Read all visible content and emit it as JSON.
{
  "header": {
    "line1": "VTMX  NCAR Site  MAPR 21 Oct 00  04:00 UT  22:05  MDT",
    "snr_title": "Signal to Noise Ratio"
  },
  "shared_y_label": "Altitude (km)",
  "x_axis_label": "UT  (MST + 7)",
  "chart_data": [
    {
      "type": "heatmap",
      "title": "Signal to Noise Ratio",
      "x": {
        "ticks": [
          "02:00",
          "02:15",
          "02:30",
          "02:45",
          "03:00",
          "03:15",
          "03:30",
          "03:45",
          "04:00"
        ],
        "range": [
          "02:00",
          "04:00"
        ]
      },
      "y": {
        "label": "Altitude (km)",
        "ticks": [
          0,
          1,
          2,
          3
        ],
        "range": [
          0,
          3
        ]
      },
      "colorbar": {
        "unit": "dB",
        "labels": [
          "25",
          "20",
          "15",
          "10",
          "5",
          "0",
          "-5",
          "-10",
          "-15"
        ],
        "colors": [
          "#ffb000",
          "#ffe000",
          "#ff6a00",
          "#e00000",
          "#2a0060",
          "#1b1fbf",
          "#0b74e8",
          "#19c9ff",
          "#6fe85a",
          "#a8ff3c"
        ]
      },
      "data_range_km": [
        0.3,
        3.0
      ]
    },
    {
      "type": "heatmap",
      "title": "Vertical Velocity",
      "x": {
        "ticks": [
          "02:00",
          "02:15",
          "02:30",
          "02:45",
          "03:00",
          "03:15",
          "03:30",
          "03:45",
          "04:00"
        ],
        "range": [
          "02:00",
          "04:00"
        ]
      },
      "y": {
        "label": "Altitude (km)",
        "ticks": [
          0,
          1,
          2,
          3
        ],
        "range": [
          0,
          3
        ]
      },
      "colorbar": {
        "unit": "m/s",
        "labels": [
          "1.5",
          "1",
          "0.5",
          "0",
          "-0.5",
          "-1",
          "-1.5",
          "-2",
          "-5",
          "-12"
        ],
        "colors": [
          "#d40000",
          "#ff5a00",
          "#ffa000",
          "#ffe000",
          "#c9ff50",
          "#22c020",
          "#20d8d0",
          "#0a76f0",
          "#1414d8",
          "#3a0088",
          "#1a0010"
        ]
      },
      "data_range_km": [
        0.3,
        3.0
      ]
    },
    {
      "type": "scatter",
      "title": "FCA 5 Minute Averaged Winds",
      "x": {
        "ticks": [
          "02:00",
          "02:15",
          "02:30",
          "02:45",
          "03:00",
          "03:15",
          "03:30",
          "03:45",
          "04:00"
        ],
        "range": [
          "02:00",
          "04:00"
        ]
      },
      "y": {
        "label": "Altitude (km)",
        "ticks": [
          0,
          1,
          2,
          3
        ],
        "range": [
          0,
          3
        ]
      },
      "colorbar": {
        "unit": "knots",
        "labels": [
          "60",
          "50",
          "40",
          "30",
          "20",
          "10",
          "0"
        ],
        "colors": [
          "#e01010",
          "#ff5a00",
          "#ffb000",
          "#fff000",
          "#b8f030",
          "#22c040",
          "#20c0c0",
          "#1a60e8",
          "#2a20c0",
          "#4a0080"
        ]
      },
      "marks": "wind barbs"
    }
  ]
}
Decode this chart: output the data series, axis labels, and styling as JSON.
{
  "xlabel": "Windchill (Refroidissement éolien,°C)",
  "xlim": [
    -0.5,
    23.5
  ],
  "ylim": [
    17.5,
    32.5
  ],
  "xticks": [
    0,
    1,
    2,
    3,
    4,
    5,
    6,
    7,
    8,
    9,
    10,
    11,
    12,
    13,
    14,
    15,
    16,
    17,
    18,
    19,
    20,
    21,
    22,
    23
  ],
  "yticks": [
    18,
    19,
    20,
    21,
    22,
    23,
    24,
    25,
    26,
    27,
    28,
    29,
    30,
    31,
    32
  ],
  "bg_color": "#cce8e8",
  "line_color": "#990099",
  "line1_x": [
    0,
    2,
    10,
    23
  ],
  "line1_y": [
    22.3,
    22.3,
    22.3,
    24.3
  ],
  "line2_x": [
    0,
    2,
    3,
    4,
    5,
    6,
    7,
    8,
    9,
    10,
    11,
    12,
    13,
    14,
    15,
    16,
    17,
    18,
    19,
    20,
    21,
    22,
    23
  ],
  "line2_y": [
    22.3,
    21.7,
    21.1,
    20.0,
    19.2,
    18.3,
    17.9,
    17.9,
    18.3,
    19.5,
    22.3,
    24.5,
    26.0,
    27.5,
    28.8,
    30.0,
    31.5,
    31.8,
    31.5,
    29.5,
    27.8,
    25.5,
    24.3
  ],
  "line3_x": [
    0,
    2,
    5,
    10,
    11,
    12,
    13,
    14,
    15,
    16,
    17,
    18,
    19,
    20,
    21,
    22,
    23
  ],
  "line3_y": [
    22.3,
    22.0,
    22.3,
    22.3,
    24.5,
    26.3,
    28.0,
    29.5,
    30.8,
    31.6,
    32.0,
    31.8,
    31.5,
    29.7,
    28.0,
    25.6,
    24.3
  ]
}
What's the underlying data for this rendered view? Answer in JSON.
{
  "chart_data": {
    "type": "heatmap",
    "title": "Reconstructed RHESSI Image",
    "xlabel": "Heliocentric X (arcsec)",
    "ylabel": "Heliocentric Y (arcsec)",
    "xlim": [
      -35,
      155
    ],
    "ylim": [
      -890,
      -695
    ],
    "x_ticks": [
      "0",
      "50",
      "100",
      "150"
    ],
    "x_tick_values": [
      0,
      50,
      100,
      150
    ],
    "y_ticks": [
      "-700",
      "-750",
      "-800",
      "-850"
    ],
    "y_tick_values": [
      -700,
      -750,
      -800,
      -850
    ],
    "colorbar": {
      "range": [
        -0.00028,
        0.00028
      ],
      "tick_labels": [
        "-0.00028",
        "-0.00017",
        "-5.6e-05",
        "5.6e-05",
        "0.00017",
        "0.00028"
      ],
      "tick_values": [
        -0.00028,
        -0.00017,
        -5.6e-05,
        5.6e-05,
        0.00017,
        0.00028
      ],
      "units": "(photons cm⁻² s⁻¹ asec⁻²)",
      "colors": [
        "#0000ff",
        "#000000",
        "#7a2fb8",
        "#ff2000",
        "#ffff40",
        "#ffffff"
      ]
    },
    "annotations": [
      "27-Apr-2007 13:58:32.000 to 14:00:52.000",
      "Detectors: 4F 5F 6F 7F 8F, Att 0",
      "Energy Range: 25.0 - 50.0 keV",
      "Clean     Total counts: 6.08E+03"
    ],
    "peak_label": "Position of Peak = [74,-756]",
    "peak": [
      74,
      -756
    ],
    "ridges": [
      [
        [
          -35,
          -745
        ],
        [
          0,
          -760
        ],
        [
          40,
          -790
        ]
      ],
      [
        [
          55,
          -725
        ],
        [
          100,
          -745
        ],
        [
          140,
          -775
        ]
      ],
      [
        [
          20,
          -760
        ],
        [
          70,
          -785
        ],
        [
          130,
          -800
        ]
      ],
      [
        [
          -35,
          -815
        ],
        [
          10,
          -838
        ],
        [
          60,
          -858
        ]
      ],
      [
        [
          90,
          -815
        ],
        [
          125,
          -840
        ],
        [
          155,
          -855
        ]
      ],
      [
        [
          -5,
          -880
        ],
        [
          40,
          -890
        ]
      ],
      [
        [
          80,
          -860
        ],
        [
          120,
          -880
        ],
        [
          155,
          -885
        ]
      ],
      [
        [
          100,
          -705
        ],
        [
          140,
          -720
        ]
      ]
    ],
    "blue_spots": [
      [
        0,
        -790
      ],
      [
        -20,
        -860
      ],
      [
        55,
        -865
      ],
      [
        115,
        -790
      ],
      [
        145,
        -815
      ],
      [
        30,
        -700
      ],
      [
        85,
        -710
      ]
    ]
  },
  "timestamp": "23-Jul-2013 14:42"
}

EXERCISE GOAL – Exactly as written, please output every entry.

ANSWER FOR THIS EXERCISE –
Read all visible content and emit it as JSON.
{
  "header": {
    "line1": "VTMX  NCAR Site  MAPR 21 Oct 00  04:00 UT  22:05  MDT",
    "snr_title": "Signal to Noise Ratio"
  },
  "shared_y_label": "Altitude (km)",
  "x_axis_label": "UT  (MST + 7)",
  "chart_data": [
    {
      "type": "heatmap",
      "title": "Signal to Noise Ratio",
      "x": {
        "ticks": [
          "02:00",
          "02:15",
          "02:30",
          "02:45",
          "03:00",
          "03:15",
          "03:30",
          "03:45",
          "04:00"
        ],
        "range": [
          "02:00",
          "04:00"
        ]
      },
      "y": {
        "label": "Altitude (km)",
        "ticks": [
          0,
          1,
          2,
          3
        ],
        "range": [
          0,
          3
        ]
      },
      "colorbar": {
        "unit": "dB",
        "labels": [
          "25",
          "20",
          "15",
          "10",
          "5",
          "0",
          "-5",
          "-10",
          "-15"
        ],
        "colors": [
          "#ffb000",
          "#ffe000",
          "#ff6a00",
          "#e00000",
          "#2a0060",
          "#1b1fbf",
          "#0b74e8",
          "#19c9ff",
          "#6fe85a",
          "#a8ff3c"
        ]
      },
      "data_range_km": [
        0.3,
        3.0
      ]
    },
    {
      "type": "heatmap",
      "title": "Vertical Velocity",
      "x": {
        "ticks": [
          "02:00",
          "02:15",
          "02:30",
          "02:45",
          "03:00",
          "03:15",
          "03:30",
          "03:45",
          "04:00"
        ],
        "range": [
          "02:00",
          "04:00"
        ]
      },
      "y": {
        "label": "Altitude (km)",
        "ticks": [
          0,
          1,
          2,
          3
        ],
        "range": [
          0,
          3
        ]
      },
      "colorbar": {
        "unit": "m/s",
        "labels": [
          "1.5",
          "1",
          "0.5",
          "0",
          "-0.5",
          "-1",
          "-1.5",
          "-2",
          "-5",
          "-12"
        ],
        "colors": [
          "#d40000",
          "#ff5a00",
          "#ffa000",
          "#ffe000",
          "#c9ff50",
          "#22c020",
          "#20d8d0",
          "#0a76f0",
          "#1414d8",
          "#3a0088",
          "#1a0010"
        ]
      },
      "data_range_km": [
        0.3,
        3.0
      ]
    },
    {
      "type": "scatter",
      "title": "FCA 5 Minute Averaged Winds",
      "x": {
        "ticks": [
          "02:00",
          "02:15",
          "02:30",
          "02:45",
          "03:00",
          "03:15",
          "03:30",
          "03:45",
          "04:00"
        ],
        "range": [
          "02:00",
          "04:00"
        ]
      },
      "y": {
        "label": "Altitude (km)",
        "ticks": [
          0,
          1,
          2,
          3
        ],
        "range": [
          0,
          3
        ]
      },
      "colorbar": {
        "unit": "knots",
        "labels": [
          "60",
          "50",
          "40",
          "30",
          "20",
          "10",
          "0"
        ],
        "colors": [
          "#e01010",
          "#ff5a00",
          "#ffb000",
          "#fff000",
          "#b8f030",
          "#22c040",
          "#20c0c0",
          "#1a60e8",
          "#2a20c0",
          "#4a0080"
        ]
      },
      "marks": "wind barbs"
    }
  ]
}
Decode this chart: output the data series, axis labels, and styling as JSON.
{
  "xlabel": "Windchill (Refroidissement éolien,°C)",
  "xlim": [
    -0.5,
    23.5
  ],
  "ylim": [
    17.5,
    32.5
  ],
  "xticks": [
    0,
    1,
    2,
    3,
    4,
    5,
    6,
    7,
    8,
    9,
    10,
    11,
    12,
    13,
    14,
    15,
    16,
    17,
    18,
    19,
    20,
    21,
    22,
    23
  ],
  "yticks": [
    18,
    19,
    20,
    21,
    22,
    23,
    24,
    25,
    26,
    27,
    28,
    29,
    30,
    31,
    32
  ],
  "bg_color": "#cce8e8",
  "line_color": "#990099",
  "line1_x": [
    0,
    2,
    10,
    23
  ],
  "line1_y": [
    22.3,
    22.3,
    22.3,
    24.3
  ],
  "line2_x": [
    0,
    2,
    3,
    4,
    5,
    6,
    7,
    8,
    9,
    10,
    11,
    12,
    13,
    14,
    15,
    16,
    17,
    18,
    19,
    20,
    21,
    22,
    23
  ],
  "line2_y": [
    22.3,
    21.7,
    21.1,
    20.0,
    19.2,
    18.3,
    17.9,
    17.9,
    18.3,
    19.5,
    22.3,
    24.5,
    26.0,
    27.5,
    28.8,
    30.0,
    31.5,
    31.8,
    31.5,
    29.5,
    27.8,
    25.5,
    24.3
  ],
  "line3_x": [
    0,
    2,
    5,
    10,
    11,
    12,
    13,
    14,
    15,
    16,
    17,
    18,
    19,
    20,
    21,
    22,
    23
  ],
  "line3_y": [
    22.3,
    22.0,
    22.3,
    22.3,
    24.5,
    26.3,
    28.0,
    29.5,
    30.8,
    31.6,
    32.0,
    31.8,
    31.5,
    29.7,
    28.0,
    25.6,
    24.3
  ]
}
What's the underlying data for this rendered view? Answer in JSON.
{
  "chart_data": {
    "type": "heatmap",
    "title": "Reconstructed RHESSI Image",
    "xlabel": "Heliocentric X (arcsec)",
    "ylabel": "Heliocentric Y (arcsec)",
    "xlim": [
      -35,
      155
    ],
    "ylim": [
      -890,
      -695
    ],
    "x_ticks": [
      "0",
      "50",
      "100",
      "150"
    ],
    "x_tick_values": [
      0,
      50,
      100,
      150
    ],
    "y_ticks": [
      "-700",
      "-750",
      "-800",
      "-850"
    ],
    "y_tick_values": [
      -700,
      -750,
      -800,
      -850
    ],
    "colorbar": {
      "range": [
        -0.00028,
        0.00028
      ],
      "tick_labels": [
        "-0.00028",
        "-0.00017",
        "-5.6e-05",
        "5.6e-05",
        "0.00017",
        "0.00028"
      ],
      "tick_values": [
        -0.00028,
        -0.00017,
        -5.6e-05,
        5.6e-05,
        0.00017,
        0.00028
      ],
      "units": "(photons cm⁻² s⁻¹ asec⁻²)",
      "colors": [
        "#0000ff",
        "#000000",
        "#7a2fb8",
        "#ff2000",
        "#ffff40",
        "#ffffff"
      ]
    },
    "annotations": [
      "27-Apr-2007 13:58:32.000 to 14:00:52.000",
      "Detectors: 4F 5F 6F 7F 8F, Att 0",
      "Energy Range: 25.0 - 50.0 keV",
      "Clean     Total counts: 6.08E+03"
    ],
    "peak_label": "Position of Peak = [74,-756]",
    "peak": [
      74,
      -756
    ],
    "ridges": [
      [
        [
          -35,
          -745
        ],
        [
          0,
          -760
        ],
        [
          40,
          -790
        ]
      ],
      [
        [
          55,
          -725
        ],
        [
          100,
          -745
        ],
        [
          140,
          -775
        ]
      ],
      [
        [
          20,
          -760
        ],
        [
          70,
          -785
        ],
        [
          130,
          -800
        ]
      ],
      [
        [
          -35,
          -815
        ],
        [
          10,
          -838
        ],
        [
          60,
          -858
        ]
      ],
      [
        [
          90,
          -815
        ],
        [
          125,
          -840
        ],
        [
          155,
          -855
        ]
      ],
      [
        [
          -5,
          -880
        ],
        [
          40,
          -890
        ]
      ],
      [
        [
          80,
          -860
        ],
        [
          120,
          -880
        ],
        [
          155,
          -885
        ]
      ],
      [
        [
          100,
          -705
        ],
        [
          140,
          -720
        ]
      ]
    ],
    "blue_spots": [
      [
        0,
        -790
      ],
      [
        -20,
        -860
      ],
      [
        55,
        -865
      ],
      [
        115,
        -790
      ],
      [
        145,
        -815
      ],
      [
        30,
        -700
      ],
      [
        85,
        -710
      ]
    ]
  },
  "timestamp": "23-Jul-2013 14:42"
}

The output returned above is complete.